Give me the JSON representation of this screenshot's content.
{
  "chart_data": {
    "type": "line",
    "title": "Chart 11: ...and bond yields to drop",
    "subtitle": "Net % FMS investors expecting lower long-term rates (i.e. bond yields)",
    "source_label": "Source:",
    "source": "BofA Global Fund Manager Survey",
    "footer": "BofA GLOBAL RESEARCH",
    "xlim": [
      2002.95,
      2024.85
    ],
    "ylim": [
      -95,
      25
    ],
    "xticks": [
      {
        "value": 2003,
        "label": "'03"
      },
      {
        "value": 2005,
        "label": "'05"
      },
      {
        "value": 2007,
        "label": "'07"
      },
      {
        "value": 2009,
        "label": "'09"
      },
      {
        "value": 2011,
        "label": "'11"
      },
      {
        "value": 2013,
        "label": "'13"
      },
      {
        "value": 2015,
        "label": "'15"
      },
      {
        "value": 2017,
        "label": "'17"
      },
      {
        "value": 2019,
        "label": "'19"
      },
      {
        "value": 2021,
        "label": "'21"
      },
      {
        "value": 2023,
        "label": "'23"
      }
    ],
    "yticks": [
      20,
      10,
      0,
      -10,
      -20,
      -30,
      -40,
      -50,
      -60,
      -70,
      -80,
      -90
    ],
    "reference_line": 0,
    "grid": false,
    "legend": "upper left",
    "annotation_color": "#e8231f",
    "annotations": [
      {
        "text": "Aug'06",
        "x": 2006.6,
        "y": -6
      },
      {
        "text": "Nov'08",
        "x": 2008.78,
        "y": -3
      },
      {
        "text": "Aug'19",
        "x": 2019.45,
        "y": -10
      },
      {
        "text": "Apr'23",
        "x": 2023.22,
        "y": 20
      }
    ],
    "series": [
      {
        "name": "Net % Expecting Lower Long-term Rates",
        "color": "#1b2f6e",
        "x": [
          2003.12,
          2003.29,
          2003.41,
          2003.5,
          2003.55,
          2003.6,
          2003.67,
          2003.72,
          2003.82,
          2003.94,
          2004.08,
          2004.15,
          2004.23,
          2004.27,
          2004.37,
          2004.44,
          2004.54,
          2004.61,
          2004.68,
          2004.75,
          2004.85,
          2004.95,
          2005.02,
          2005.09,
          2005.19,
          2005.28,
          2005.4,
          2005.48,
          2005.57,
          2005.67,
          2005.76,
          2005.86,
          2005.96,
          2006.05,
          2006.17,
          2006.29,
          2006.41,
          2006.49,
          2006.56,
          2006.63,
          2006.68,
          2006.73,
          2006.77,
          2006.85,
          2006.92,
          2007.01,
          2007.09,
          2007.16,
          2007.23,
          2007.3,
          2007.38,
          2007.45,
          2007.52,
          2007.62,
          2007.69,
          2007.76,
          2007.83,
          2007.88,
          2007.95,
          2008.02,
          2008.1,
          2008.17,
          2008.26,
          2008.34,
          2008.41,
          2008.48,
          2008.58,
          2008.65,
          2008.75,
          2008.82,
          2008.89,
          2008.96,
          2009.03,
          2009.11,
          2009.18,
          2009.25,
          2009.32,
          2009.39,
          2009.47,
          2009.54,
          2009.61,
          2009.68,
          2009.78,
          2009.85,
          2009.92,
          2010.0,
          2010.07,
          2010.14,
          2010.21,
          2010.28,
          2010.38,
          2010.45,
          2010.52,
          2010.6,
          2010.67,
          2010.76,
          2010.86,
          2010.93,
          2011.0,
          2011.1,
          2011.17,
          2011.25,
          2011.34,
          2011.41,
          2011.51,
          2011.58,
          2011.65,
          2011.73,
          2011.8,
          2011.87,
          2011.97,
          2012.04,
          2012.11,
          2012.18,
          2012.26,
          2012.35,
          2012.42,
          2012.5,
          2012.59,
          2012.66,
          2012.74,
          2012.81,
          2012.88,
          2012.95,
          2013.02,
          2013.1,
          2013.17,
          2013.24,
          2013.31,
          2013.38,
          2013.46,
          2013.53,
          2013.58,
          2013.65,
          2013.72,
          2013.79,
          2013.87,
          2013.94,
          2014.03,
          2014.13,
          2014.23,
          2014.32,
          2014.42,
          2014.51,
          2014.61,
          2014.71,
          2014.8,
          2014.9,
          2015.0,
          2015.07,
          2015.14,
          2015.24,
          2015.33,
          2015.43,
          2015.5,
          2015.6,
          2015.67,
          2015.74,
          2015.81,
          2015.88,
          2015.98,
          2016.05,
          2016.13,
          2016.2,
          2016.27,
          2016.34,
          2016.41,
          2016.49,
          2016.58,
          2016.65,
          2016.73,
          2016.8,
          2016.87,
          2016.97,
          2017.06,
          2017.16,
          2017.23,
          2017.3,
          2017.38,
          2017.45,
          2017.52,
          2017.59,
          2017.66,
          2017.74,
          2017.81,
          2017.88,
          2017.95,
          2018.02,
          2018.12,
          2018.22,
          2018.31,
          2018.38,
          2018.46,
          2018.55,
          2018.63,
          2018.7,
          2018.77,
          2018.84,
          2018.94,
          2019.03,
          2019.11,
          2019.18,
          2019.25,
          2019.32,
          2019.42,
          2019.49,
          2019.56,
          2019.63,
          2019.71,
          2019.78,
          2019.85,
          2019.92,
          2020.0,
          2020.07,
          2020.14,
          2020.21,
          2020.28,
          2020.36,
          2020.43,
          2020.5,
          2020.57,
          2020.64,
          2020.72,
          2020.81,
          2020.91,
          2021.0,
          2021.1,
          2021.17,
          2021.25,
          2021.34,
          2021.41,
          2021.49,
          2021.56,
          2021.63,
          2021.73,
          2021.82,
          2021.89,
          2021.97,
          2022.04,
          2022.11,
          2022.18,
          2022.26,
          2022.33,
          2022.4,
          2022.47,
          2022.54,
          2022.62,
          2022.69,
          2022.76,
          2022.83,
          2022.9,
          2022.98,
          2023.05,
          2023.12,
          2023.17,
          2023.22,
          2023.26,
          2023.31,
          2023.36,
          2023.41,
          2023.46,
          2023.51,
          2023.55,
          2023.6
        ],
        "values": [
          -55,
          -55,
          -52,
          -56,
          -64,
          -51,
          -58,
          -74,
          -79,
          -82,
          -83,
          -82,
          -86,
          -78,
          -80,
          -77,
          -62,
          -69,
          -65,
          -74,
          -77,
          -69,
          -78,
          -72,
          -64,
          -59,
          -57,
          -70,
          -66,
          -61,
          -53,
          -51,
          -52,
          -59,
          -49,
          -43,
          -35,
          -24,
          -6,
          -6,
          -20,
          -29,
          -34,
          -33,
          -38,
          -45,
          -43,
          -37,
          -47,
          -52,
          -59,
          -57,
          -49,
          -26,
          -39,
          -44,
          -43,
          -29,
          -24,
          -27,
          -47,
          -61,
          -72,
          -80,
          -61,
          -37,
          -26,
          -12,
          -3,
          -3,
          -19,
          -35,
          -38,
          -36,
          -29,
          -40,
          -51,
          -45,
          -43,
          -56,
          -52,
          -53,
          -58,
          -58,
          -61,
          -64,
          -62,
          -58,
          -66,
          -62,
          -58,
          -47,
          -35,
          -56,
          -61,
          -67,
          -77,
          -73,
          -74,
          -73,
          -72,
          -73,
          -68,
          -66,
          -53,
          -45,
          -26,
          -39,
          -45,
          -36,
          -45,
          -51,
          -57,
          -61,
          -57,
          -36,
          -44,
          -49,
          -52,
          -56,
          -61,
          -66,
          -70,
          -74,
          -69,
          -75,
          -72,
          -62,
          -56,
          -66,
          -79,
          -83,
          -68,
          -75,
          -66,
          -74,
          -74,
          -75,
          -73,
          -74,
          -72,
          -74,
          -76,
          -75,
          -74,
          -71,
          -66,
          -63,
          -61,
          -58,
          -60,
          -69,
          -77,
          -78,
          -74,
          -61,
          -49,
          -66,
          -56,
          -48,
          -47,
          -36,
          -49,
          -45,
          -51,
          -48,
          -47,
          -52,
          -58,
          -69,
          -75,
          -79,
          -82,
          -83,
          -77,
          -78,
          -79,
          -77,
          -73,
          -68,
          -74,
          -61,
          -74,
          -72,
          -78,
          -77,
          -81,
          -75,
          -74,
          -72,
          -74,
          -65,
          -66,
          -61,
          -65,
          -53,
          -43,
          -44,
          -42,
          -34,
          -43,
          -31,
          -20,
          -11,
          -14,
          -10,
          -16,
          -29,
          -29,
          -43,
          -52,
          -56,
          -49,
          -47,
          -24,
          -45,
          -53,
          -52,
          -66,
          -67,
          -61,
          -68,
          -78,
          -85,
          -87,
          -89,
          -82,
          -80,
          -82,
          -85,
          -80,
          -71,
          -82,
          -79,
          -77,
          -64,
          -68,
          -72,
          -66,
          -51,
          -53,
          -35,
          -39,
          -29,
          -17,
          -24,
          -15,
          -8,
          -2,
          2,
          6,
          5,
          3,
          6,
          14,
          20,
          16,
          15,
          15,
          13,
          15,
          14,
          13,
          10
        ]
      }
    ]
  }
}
******************************
## What you should do
Work out how many lines of the data above contain the string "term" and give the number alone.

## Written solution
2